• _Exercise details_:
Assemble all lines in which the string "xlabel" appears.

• _Supplied material_:

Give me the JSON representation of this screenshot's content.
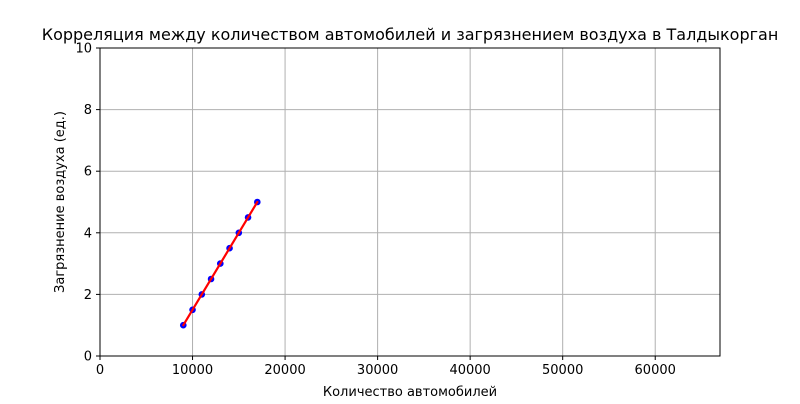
{
  "chart_data": {
    "type": "scatter",
    "title": "Корреляция между количеством автомобилей и загрязнением воздуха в Талдыкорган",
    "xlabel": "Количество автомобилей",
    "ylabel": "Загрязнение воздуха (ед.)",
    "xlim": [
      0,
      67000
    ],
    "ylim": [
      0,
      10
    ],
    "xticks": [
      0,
      10000,
      20000,
      30000,
      40000,
      50000,
      60000
    ],
    "xtick_labels": [
      "0",
      "10000",
      "20000",
      "30000",
      "40000",
      "50000",
      "60000"
    ],
    "yticks": [
      0,
      2,
      4,
      6,
      8,
      10
    ],
    "ytick_labels": [
      "0",
      "2",
      "4",
      "6",
      "8",
      "10"
    ],
    "grid": true,
    "legend": "none",
    "series": [
      {
        "kind": "scatter",
        "color": "#0000ff",
        "x": [
          9000,
          10000,
          11000,
          12000,
          13000,
          14000,
          15000,
          16000,
          17000
        ],
        "y": [
          1.0,
          1.5,
          2.0,
          2.5,
          3.0,
          3.5,
          4.0,
          4.5,
          5.0
        ]
      },
      {
        "kind": "line",
        "color": "#ff0000",
        "x": [
          9000,
          17000
        ],
        "y": [
          1.0,
          5.0
        ]
      }
    ]
  }
}
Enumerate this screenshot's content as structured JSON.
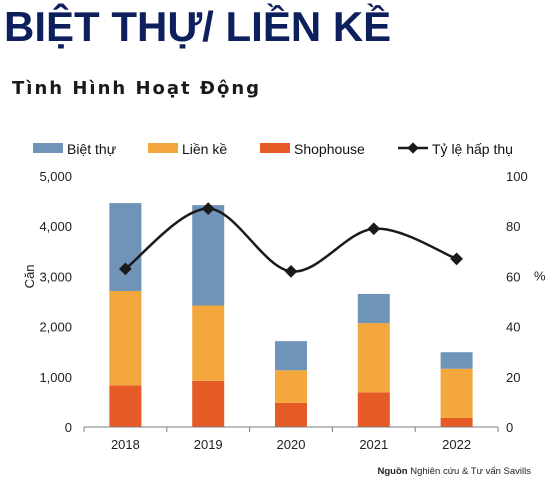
{
  "header": {
    "title": "BIỆT THỰ/ LIỀN KỀ",
    "subtitle": "Tình Hình Hoạt Động"
  },
  "source": {
    "label": "Nguồn",
    "text": " Nghiên cứu & Tư vấn Savills"
  },
  "chart_data": {
    "type": "bar",
    "stacked": true,
    "categories": [
      "2018",
      "2019",
      "2020",
      "2021",
      "2022"
    ],
    "series": [
      {
        "name": "Biệt thự",
        "values": [
          1750,
          2000,
          580,
          580,
          330
        ],
        "color": "#7094b8"
      },
      {
        "name": "Liền kề",
        "values": [
          1880,
          1500,
          650,
          1380,
          980
        ],
        "color": "#f4a73c"
      },
      {
        "name": "Shophouse",
        "values": [
          830,
          920,
          480,
          690,
          180
        ],
        "color": "#e55a25"
      }
    ],
    "stack_order": [
      "Shophouse",
      "Liền kề",
      "Biệt thự"
    ],
    "line_series": {
      "name": "Tỷ lệ hấp thụ",
      "values": [
        63,
        87,
        62,
        79,
        67
      ],
      "color": "#1a1a1a",
      "axis": "right"
    },
    "ylabel": "Căn",
    "y2label": "%",
    "ylim": [
      0,
      5000
    ],
    "y2lim": [
      0,
      100
    ],
    "yticks": [
      "0",
      "1,000",
      "2,000",
      "3,000",
      "4,000",
      "5,000"
    ],
    "y2ticks": [
      "0",
      "20",
      "40",
      "60",
      "80",
      "100"
    ],
    "grid": false,
    "legend": "top"
  }
}
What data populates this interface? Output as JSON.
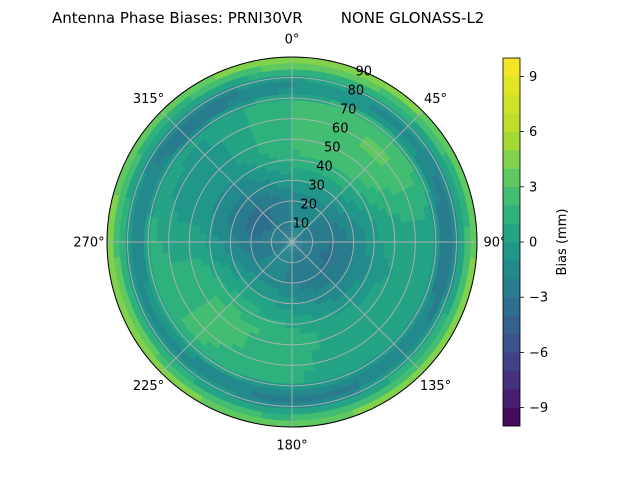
{
  "chart_data": {
    "type": "heatmap",
    "projection": "polar",
    "title": "Antenna Phase Biases: PRNI30VR        NONE GLONASS-L2",
    "azimuth_tick_labels": [
      "0°",
      "45°",
      "90°",
      "135°",
      "180°",
      "225°",
      "270°",
      "315°"
    ],
    "radial_tick_labels": [
      "10",
      "20",
      "30",
      "40",
      "50",
      "60",
      "70",
      "80",
      "90"
    ],
    "radial_range": [
      0,
      90
    ],
    "theta_zero": "N",
    "theta_direction": "clockwise",
    "grid": true,
    "colorbar": {
      "label": "Bias (mm)",
      "range": [
        -10,
        10
      ],
      "levels": 20,
      "ticks": [
        -9,
        -6,
        -3,
        0,
        3,
        6,
        9
      ],
      "tick_labels": [
        "−9",
        "−6",
        "−3",
        "0",
        "3",
        "6",
        "9"
      ],
      "colormap": "viridis",
      "placement": "right"
    },
    "pattern_summary": {
      "center_bias_mm": -2,
      "ring_20_40_bias_mm": -2.5,
      "ring_50_70_bias_mm": 1,
      "ring_75_85_bias_mm": -2,
      "edge_bias_mm": 5
    }
  }
}
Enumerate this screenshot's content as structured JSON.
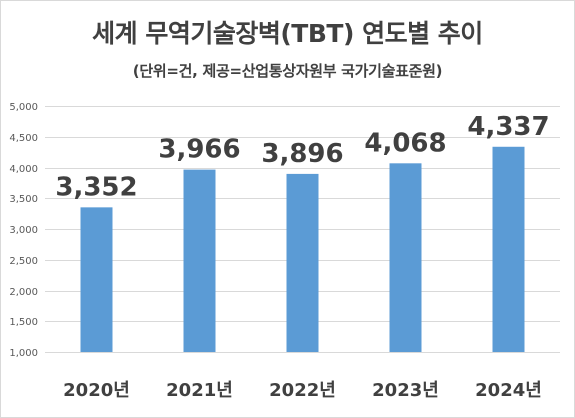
{
  "chart_data": {
    "type": "bar",
    "title": "세계 무역기술장벽(TBT) 연도별 추이",
    "subtitle": "(단위=건, 제공=산업통상자원부 국가기술표준원)",
    "categories": [
      "2020년",
      "2021년",
      "2022년",
      "2023년",
      "2024년"
    ],
    "values": [
      3352,
      3966,
      3896,
      4068,
      4337
    ],
    "data_labels": [
      "3,352",
      "3,966",
      "3,896",
      "4,068",
      "4,337"
    ],
    "ylim": [
      1000,
      5000
    ],
    "yticks": [
      1000,
      1500,
      2000,
      2500,
      3000,
      3500,
      4000,
      4500,
      5000
    ],
    "ytick_labels": [
      "1,000",
      "1,500",
      "2,000",
      "2,500",
      "3,000",
      "3,500",
      "4,000",
      "4,500",
      "5,000"
    ],
    "grid": true,
    "bar_color": "#5b9bd5",
    "grid_color": "#d9d9d9",
    "text_color": "#404040"
  }
}
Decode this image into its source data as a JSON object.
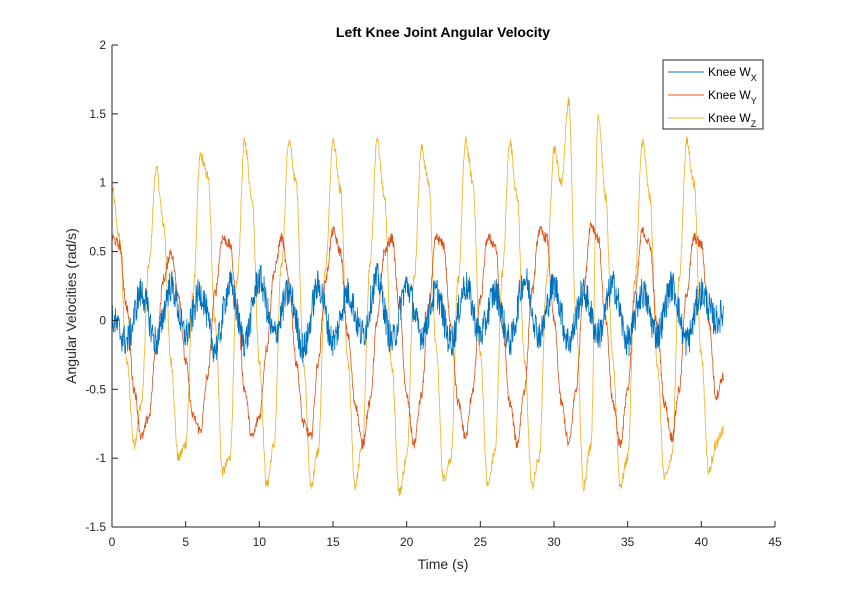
{
  "chart_data": {
    "type": "line",
    "title": "Left Knee Joint Angular Velocity",
    "xlabel": "Time (s)",
    "ylabel": "Angular Velocities (rad/s)",
    "xlim": [
      0,
      45
    ],
    "ylim": [
      -1.5,
      2
    ],
    "xticks": [
      0,
      5,
      10,
      15,
      20,
      25,
      30,
      35,
      40,
      45
    ],
    "yticks": [
      -1.5,
      -1,
      -0.5,
      0,
      0.5,
      1,
      1.5,
      2
    ],
    "xtick_labels": [
      "0",
      "5",
      "10",
      "15",
      "20",
      "25",
      "30",
      "35",
      "40",
      "45"
    ],
    "ytick_labels": [
      "-1.5",
      "-1",
      "-0.5",
      "0",
      "0.5",
      "1",
      "1.5",
      "2"
    ],
    "grid": false,
    "legend_position": "top-right",
    "series": [
      {
        "name": "Knee W_X",
        "legend_base": "Knee W",
        "legend_sub": "X",
        "color": "#0072BD",
        "x": [
          0,
          1,
          2,
          3,
          4,
          5,
          6,
          7,
          8,
          9,
          10,
          11,
          12,
          13,
          14,
          15,
          16,
          17,
          18,
          19,
          20,
          21,
          22,
          23,
          24,
          25,
          26,
          27,
          28,
          29,
          30,
          31,
          32,
          33,
          34,
          35,
          36,
          37,
          38,
          39,
          40,
          41,
          41.5
        ],
        "y": [
          0.0,
          -0.15,
          0.2,
          -0.15,
          0.25,
          -0.1,
          0.2,
          -0.2,
          0.25,
          -0.15,
          0.3,
          -0.1,
          0.2,
          -0.2,
          0.25,
          -0.15,
          0.2,
          -0.1,
          0.3,
          -0.15,
          0.25,
          -0.1,
          0.2,
          -0.15,
          0.25,
          -0.1,
          0.2,
          -0.15,
          0.3,
          -0.1,
          0.25,
          -0.15,
          0.2,
          -0.1,
          0.25,
          -0.15,
          0.2,
          -0.1,
          0.25,
          -0.15,
          0.2,
          0.0,
          0.05
        ]
      },
      {
        "name": "Knee W_Y",
        "legend_base": "Knee W",
        "legend_sub": "Y",
        "color": "#D95319",
        "x": [
          0,
          0.5,
          1,
          1.5,
          2,
          2.5,
          3,
          3.5,
          4,
          4.5,
          5,
          5.5,
          6,
          6.5,
          7,
          7.5,
          8,
          8.5,
          9,
          9.5,
          10,
          10.5,
          11,
          11.5,
          12,
          12.5,
          13,
          13.5,
          14,
          14.5,
          15,
          15.5,
          16,
          16.5,
          17,
          17.5,
          18,
          18.5,
          19,
          19.5,
          20,
          20.5,
          21,
          21.5,
          22,
          22.5,
          23,
          23.5,
          24,
          24.5,
          25,
          25.5,
          26,
          26.5,
          27,
          27.5,
          28,
          28.5,
          29,
          29.5,
          30,
          30.5,
          31,
          31.5,
          32,
          32.5,
          33,
          33.5,
          34,
          34.5,
          35,
          35.5,
          36,
          36.5,
          37,
          37.5,
          38,
          38.5,
          39,
          39.5,
          40,
          40.5,
          41,
          41.5
        ],
        "y": [
          0.6,
          0.55,
          0.1,
          -0.5,
          -0.85,
          -0.7,
          -0.2,
          0.3,
          0.5,
          0.2,
          -0.3,
          -0.7,
          -0.8,
          -0.4,
          0.2,
          0.6,
          0.55,
          0.1,
          -0.5,
          -0.85,
          -0.7,
          -0.2,
          0.35,
          0.6,
          0.3,
          -0.3,
          -0.75,
          -0.85,
          -0.3,
          0.3,
          0.65,
          0.5,
          -0.1,
          -0.6,
          -0.9,
          -0.6,
          0.0,
          0.5,
          0.6,
          0.1,
          -0.55,
          -0.9,
          -0.55,
          0.1,
          0.6,
          0.55,
          -0.05,
          -0.6,
          -0.85,
          -0.5,
          0.15,
          0.6,
          0.55,
          -0.05,
          -0.6,
          -0.9,
          -0.5,
          0.2,
          0.65,
          0.6,
          0.0,
          -0.6,
          -0.9,
          -0.5,
          0.2,
          0.7,
          0.6,
          0.0,
          -0.6,
          -0.9,
          -0.5,
          0.2,
          0.65,
          0.55,
          -0.05,
          -0.6,
          -0.85,
          -0.5,
          0.2,
          0.6,
          0.55,
          0.0,
          -0.55,
          -0.4
        ]
      },
      {
        "name": "Knee W_Z",
        "legend_base": "Knee W",
        "legend_sub": "Z",
        "color": "#EDB120",
        "x": [
          0,
          0.5,
          1,
          1.5,
          2,
          2.5,
          3,
          3.5,
          4,
          4.5,
          5,
          5.5,
          6,
          6.5,
          7,
          7.5,
          8,
          8.5,
          9,
          9.5,
          10,
          10.5,
          11,
          11.5,
          12,
          12.5,
          13,
          13.5,
          14,
          14.5,
          15,
          15.5,
          16,
          16.5,
          17,
          17.5,
          18,
          18.5,
          19,
          19.5,
          20,
          20.5,
          21,
          21.5,
          22,
          22.5,
          23,
          23.5,
          24,
          24.5,
          25,
          25.5,
          26,
          26.5,
          27,
          27.5,
          28,
          28.5,
          29,
          29.5,
          30,
          30.5,
          31,
          31.5,
          32,
          32.5,
          33,
          33.5,
          34,
          34.5,
          35,
          35.5,
          36,
          36.5,
          37,
          37.5,
          38,
          38.5,
          39,
          39.5,
          40,
          40.5,
          41,
          41.5
        ],
        "y": [
          0.95,
          0.6,
          -0.3,
          -0.9,
          -0.6,
          0.4,
          1.1,
          0.7,
          -0.3,
          -1.0,
          -0.9,
          0.2,
          1.2,
          1.05,
          0.0,
          -1.1,
          -1.0,
          0.3,
          1.3,
          0.9,
          -0.3,
          -1.2,
          -0.9,
          0.4,
          1.3,
          1.0,
          -0.3,
          -1.2,
          -0.95,
          0.4,
          1.3,
          0.95,
          -0.3,
          -1.2,
          -0.9,
          0.4,
          1.3,
          0.9,
          -0.35,
          -1.25,
          -1.0,
          0.3,
          1.25,
          1.0,
          -0.2,
          -1.15,
          -1.0,
          0.3,
          1.3,
          1.0,
          -0.25,
          -1.2,
          -0.95,
          0.35,
          1.3,
          0.9,
          -0.3,
          -1.2,
          -1.0,
          0.3,
          1.25,
          1.0,
          1.6,
          0.0,
          -1.2,
          -0.9,
          1.5,
          0.9,
          -0.3,
          -1.2,
          -1.0,
          0.3,
          1.3,
          0.9,
          -0.3,
          -1.15,
          -1.0,
          0.3,
          1.3,
          1.0,
          -0.25,
          -1.1,
          -0.9,
          -0.8
        ]
      }
    ]
  }
}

• _The result_:
    "xlabel": "Количество автомобилей",
    "xlabel": "Time (s)",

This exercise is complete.